Stored records
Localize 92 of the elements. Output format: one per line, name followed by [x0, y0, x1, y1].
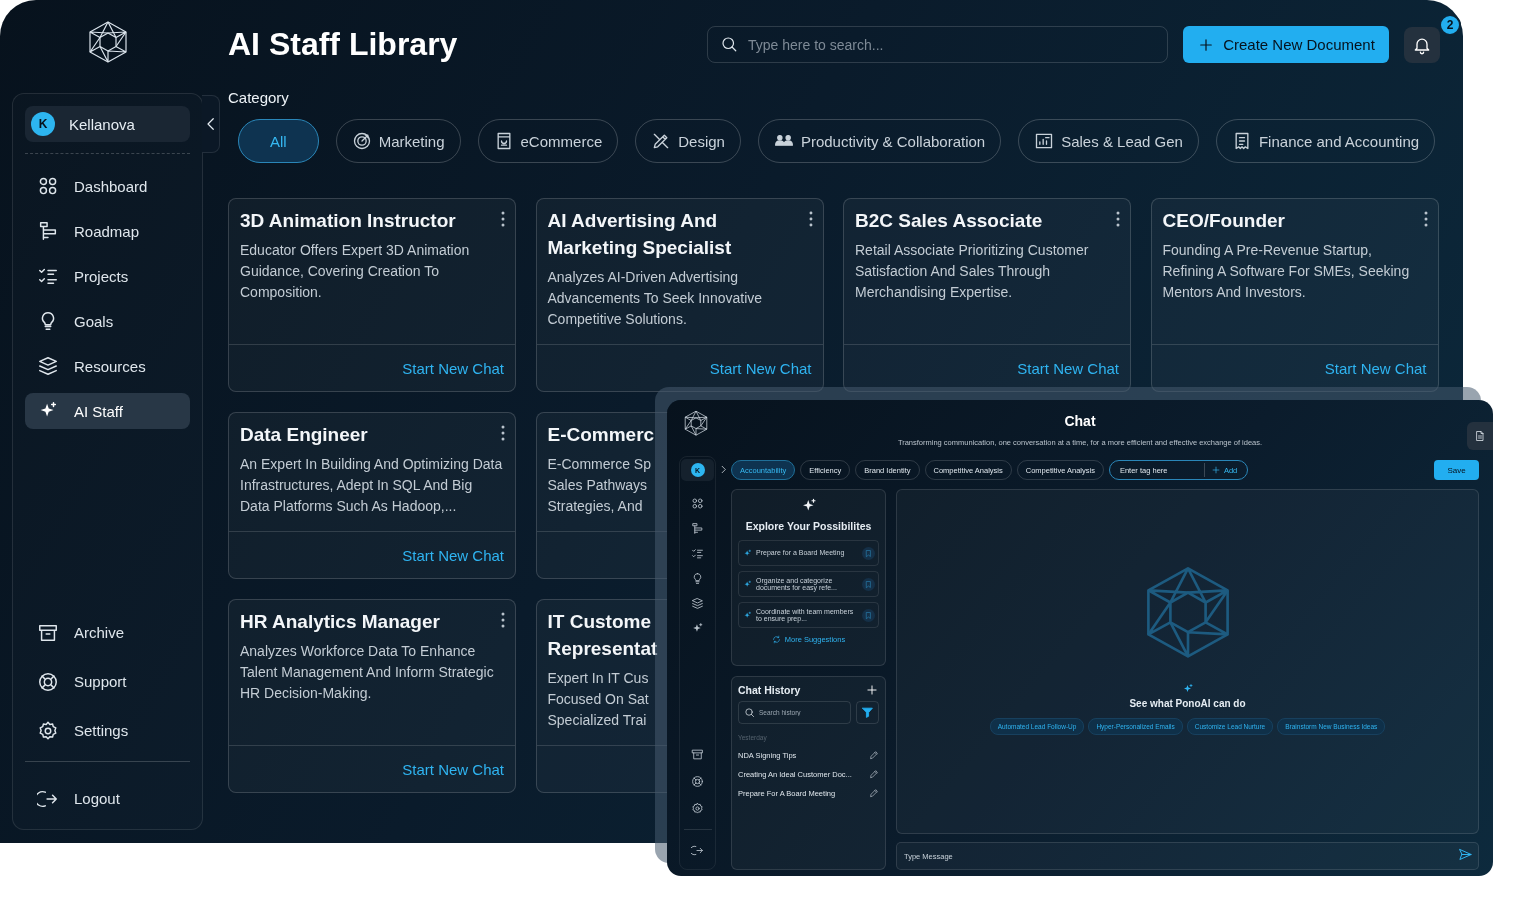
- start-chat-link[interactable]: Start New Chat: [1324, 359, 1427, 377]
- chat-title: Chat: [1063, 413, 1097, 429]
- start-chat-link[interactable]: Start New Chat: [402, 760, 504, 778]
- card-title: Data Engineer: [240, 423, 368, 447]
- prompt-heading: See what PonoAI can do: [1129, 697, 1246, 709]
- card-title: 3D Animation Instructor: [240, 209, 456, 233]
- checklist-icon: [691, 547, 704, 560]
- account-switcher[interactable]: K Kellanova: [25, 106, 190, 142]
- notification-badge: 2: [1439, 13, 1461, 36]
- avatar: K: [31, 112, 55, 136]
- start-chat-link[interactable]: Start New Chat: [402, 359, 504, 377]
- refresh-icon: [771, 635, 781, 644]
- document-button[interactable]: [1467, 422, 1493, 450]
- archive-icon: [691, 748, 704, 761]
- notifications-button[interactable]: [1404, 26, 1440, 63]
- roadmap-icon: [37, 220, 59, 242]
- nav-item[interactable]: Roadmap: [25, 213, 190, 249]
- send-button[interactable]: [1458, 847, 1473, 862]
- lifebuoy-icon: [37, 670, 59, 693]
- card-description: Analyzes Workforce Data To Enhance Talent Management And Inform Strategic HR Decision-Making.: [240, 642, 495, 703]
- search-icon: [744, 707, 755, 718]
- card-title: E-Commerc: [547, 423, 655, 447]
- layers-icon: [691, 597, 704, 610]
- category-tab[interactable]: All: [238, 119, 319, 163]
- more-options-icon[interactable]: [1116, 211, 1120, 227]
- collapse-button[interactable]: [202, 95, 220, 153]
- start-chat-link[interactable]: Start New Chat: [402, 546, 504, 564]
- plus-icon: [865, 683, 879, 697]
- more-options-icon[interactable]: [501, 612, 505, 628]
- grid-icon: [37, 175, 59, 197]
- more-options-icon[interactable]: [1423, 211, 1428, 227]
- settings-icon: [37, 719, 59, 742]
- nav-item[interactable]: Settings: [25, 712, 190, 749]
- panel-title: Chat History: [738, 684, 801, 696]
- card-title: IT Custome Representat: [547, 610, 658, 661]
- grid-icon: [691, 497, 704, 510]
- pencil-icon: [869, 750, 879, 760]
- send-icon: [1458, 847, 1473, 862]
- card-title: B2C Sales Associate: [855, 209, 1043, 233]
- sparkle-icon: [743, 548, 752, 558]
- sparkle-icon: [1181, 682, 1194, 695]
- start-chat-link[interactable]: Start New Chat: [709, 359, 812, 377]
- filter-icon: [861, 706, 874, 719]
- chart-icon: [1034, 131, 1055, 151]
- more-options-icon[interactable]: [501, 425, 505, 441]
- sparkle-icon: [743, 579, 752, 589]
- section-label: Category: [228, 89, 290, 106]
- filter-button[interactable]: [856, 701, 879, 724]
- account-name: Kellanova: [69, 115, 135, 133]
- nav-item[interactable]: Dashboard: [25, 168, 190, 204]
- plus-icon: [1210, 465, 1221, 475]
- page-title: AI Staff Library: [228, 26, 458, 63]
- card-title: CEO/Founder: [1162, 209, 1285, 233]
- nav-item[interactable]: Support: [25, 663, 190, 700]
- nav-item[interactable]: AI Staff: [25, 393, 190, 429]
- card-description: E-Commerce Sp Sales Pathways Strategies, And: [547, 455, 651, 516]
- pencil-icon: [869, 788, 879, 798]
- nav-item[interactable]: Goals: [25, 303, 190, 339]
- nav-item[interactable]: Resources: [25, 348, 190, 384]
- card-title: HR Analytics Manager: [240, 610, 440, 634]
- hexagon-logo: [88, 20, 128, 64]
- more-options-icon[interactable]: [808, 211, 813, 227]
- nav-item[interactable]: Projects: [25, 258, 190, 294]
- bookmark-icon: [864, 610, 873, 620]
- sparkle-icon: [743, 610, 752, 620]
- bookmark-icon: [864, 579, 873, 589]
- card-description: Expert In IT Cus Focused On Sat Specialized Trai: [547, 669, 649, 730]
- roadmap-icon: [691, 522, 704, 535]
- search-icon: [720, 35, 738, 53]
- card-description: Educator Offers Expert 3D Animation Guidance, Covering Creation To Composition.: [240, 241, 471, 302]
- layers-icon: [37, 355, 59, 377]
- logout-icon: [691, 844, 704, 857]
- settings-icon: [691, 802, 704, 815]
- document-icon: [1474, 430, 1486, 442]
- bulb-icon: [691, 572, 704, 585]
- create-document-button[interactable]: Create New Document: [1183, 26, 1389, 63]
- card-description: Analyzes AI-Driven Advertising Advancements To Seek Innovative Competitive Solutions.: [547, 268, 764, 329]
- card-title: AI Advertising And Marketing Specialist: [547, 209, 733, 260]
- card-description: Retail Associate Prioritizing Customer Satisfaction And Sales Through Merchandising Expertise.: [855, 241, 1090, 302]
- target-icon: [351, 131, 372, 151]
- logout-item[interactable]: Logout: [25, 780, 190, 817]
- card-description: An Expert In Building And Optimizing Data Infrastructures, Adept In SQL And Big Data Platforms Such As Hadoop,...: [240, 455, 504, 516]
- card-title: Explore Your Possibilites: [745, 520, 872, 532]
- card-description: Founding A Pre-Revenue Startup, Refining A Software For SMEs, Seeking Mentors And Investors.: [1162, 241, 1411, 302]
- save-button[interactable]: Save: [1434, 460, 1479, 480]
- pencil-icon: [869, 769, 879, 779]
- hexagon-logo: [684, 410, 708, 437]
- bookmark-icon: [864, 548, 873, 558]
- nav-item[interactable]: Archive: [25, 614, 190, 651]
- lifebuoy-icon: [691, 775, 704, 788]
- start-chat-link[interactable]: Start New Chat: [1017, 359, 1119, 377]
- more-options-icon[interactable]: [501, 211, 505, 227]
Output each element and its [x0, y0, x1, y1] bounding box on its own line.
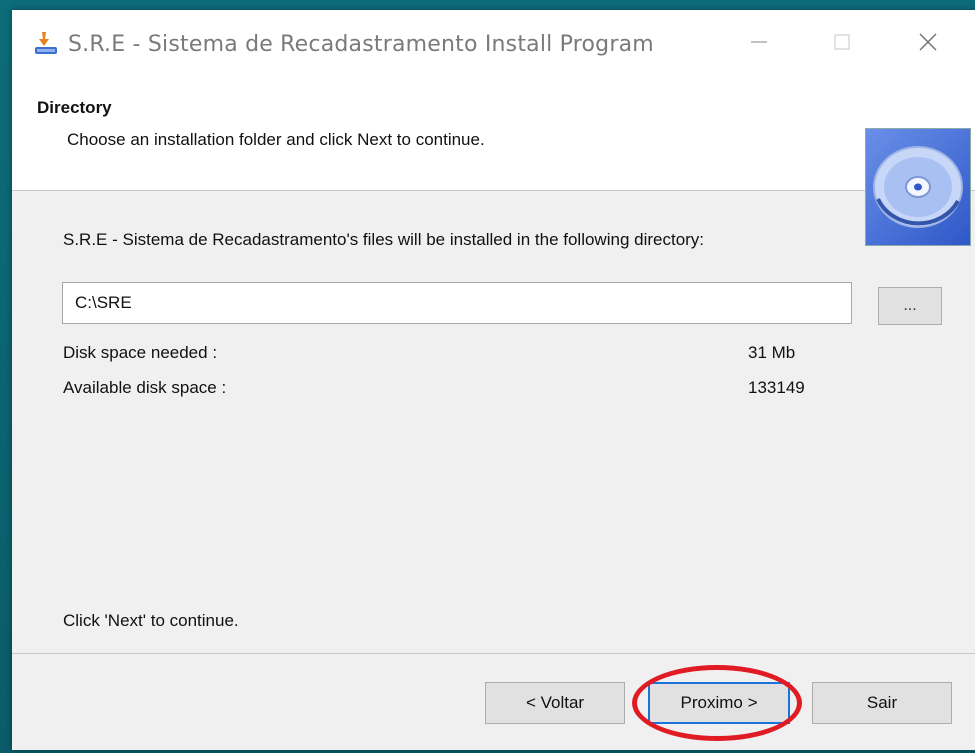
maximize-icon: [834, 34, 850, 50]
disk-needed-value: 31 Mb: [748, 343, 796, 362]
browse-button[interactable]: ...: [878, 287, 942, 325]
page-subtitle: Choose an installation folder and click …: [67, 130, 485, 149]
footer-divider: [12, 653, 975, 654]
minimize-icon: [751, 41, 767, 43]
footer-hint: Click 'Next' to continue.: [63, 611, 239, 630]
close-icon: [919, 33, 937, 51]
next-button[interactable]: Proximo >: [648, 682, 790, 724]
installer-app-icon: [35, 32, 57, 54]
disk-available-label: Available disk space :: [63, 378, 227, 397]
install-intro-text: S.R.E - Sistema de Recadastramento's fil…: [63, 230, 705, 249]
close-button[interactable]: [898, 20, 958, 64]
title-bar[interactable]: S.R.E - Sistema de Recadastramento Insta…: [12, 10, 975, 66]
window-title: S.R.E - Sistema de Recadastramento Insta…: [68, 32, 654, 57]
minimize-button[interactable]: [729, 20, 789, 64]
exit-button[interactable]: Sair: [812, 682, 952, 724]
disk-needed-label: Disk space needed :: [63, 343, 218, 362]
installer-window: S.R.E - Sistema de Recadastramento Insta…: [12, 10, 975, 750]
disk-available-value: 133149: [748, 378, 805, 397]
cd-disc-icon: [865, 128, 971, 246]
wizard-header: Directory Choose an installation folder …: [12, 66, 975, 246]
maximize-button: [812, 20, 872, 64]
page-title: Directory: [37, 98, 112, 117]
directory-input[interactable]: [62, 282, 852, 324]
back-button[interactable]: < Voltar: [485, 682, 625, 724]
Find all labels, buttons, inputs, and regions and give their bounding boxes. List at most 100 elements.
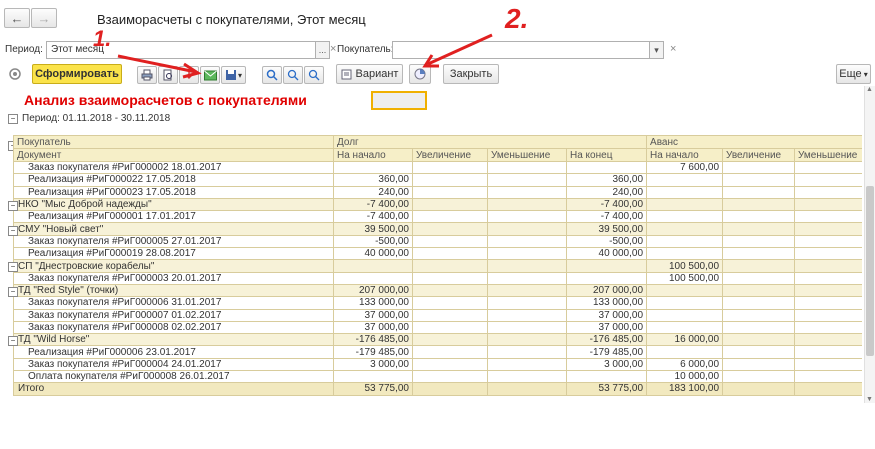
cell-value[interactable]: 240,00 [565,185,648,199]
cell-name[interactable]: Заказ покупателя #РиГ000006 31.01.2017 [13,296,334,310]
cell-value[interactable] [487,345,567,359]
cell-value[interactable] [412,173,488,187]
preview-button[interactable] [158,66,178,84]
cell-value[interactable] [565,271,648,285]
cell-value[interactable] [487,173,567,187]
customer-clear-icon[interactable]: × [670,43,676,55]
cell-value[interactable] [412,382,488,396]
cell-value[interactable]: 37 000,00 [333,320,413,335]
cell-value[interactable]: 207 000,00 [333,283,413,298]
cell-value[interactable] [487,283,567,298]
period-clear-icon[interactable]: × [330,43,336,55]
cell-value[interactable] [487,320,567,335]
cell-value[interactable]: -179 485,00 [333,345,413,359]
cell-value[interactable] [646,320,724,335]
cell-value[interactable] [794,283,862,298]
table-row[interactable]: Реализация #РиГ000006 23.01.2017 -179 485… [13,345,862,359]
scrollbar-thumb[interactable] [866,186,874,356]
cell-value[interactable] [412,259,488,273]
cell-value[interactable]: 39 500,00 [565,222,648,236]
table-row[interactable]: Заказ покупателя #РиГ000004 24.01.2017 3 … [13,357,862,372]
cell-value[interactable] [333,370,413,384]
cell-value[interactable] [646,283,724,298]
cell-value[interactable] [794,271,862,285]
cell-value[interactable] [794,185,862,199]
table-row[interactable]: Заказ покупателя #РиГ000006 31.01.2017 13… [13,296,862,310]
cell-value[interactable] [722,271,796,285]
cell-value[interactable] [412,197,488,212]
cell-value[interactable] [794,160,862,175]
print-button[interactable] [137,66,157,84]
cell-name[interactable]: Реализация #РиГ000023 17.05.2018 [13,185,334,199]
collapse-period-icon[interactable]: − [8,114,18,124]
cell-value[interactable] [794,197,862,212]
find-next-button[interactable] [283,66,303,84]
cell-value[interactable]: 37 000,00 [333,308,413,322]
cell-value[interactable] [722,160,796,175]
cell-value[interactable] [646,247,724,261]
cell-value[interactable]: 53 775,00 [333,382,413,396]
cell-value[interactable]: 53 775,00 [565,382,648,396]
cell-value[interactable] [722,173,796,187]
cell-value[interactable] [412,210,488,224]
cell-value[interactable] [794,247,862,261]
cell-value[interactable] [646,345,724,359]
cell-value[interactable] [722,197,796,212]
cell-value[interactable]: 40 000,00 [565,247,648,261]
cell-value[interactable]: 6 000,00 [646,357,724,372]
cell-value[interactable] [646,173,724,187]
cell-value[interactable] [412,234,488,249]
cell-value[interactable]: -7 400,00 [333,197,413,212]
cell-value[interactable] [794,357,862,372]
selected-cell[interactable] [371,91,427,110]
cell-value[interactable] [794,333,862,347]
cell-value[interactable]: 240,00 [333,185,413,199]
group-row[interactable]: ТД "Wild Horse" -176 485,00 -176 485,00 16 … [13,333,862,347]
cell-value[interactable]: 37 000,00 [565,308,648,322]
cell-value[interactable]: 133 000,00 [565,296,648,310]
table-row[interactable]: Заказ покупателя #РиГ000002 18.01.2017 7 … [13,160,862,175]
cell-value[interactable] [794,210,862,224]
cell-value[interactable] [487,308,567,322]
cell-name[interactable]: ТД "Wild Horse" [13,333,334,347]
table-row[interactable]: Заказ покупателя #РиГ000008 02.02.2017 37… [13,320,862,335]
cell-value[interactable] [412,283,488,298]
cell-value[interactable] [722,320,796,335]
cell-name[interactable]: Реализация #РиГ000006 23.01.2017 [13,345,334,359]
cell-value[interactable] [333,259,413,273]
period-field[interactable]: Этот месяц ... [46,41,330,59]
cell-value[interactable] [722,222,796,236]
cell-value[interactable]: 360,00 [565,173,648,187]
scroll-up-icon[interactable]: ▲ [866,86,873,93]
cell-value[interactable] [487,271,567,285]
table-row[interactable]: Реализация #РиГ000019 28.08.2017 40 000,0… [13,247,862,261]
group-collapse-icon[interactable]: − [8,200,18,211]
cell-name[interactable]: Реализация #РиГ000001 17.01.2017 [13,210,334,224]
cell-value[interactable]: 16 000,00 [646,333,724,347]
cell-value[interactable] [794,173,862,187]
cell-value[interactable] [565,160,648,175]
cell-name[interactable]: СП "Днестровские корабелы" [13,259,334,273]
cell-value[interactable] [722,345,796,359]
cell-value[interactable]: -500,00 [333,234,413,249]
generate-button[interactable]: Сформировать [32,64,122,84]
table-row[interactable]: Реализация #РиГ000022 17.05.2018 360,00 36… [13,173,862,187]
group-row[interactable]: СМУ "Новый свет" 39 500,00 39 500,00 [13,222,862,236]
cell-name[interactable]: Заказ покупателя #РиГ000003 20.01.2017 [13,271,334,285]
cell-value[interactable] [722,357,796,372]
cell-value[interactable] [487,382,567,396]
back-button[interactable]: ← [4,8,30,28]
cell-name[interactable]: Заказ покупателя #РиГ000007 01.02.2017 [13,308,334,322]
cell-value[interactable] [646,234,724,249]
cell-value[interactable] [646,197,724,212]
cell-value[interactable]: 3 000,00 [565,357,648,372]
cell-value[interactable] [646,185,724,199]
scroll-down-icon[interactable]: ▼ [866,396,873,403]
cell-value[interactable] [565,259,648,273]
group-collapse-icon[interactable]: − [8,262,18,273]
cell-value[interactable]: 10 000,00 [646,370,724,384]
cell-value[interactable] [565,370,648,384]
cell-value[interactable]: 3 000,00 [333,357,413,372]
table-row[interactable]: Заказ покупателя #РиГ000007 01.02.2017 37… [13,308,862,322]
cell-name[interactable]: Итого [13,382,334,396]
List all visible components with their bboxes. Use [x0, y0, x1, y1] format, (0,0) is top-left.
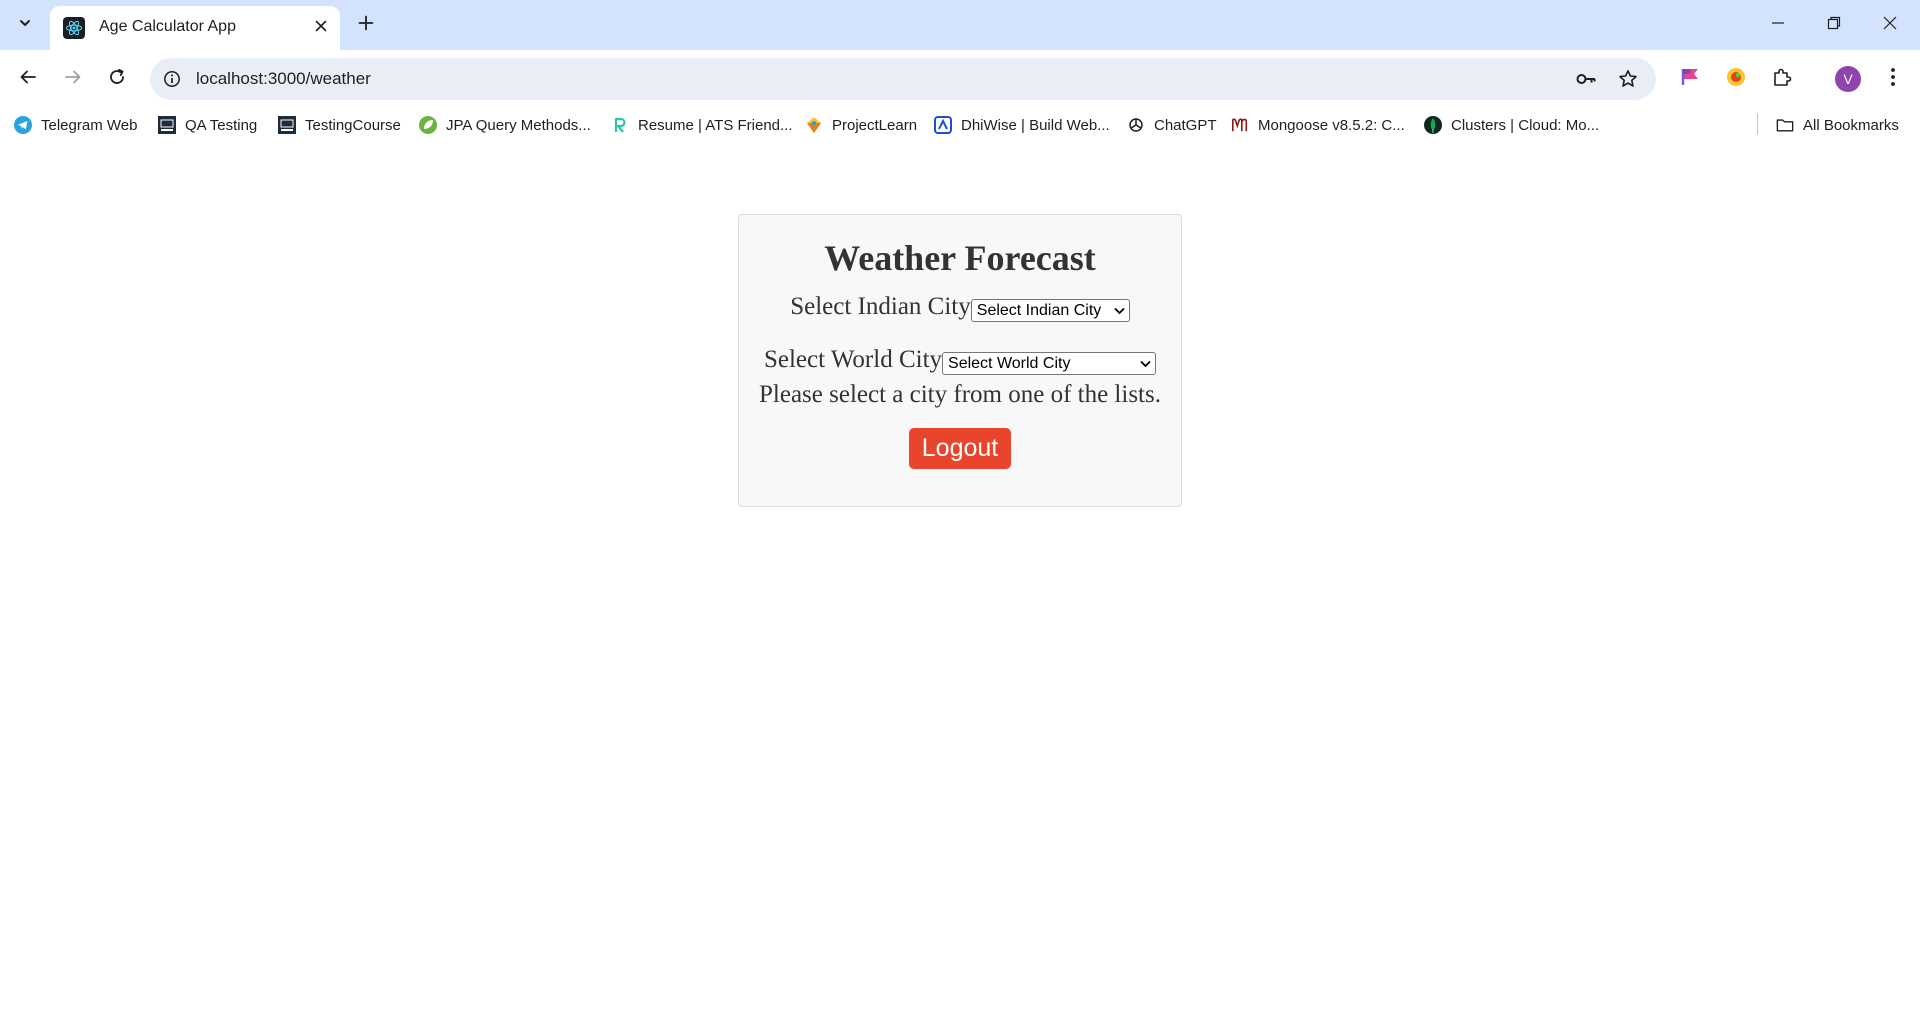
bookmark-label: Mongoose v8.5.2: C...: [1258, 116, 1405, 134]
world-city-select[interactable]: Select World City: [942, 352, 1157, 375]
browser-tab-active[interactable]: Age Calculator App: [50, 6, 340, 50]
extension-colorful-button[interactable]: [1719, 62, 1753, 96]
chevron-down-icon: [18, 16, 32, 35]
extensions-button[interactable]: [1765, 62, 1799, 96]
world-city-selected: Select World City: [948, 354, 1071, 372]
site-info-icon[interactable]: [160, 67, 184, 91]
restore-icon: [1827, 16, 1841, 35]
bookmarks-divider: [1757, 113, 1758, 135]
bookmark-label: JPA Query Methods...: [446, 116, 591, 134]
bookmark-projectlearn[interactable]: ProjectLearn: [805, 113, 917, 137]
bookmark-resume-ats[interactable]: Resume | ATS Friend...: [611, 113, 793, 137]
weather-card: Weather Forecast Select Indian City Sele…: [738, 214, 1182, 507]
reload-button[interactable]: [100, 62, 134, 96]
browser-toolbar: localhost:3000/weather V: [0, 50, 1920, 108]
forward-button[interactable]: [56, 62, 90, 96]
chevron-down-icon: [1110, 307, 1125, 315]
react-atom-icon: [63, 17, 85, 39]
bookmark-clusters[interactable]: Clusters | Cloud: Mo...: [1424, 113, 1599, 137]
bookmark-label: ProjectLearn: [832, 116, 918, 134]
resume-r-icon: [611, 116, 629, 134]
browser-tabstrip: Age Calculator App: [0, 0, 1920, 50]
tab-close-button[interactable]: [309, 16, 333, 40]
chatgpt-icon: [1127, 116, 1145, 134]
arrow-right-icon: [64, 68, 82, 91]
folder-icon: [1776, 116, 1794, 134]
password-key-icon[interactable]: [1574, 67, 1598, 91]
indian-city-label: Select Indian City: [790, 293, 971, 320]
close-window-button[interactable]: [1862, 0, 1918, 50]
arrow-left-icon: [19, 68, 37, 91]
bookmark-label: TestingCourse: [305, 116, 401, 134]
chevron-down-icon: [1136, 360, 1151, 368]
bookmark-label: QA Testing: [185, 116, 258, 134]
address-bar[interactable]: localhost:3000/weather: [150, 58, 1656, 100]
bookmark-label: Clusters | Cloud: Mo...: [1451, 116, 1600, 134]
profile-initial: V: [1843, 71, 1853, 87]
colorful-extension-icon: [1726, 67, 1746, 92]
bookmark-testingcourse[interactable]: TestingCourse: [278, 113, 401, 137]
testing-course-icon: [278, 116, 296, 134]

WHAT NEEDS TO BE DONE
Please turn the records from the line with "cell-value[interactable]: 240,00 [565,185,648,199]" to the line with "customer-clear-icon[interactable]: × [670,43,676,55]" into a JSON list of strings, with one string for each line.

TASK SOLUTION
[
  "cell-value[interactable]: 240,00 [565,185,648,199]",
  "cell-name[interactable]: Заказ покупателя #РиГ000006 31.01.2017 [13,296,334,310]",
  "cell-value[interactable] [487,345,567,359]",
  "cell-value[interactable] [412,173,488,187]",
  "preview-button[interactable] [158,66,178,84]",
  "cell-value[interactable] [565,271,648,285]",
  "cell-value[interactable] [487,173,567,187]",
  "customer-clear-icon[interactable]: × [670,43,676,55]"
]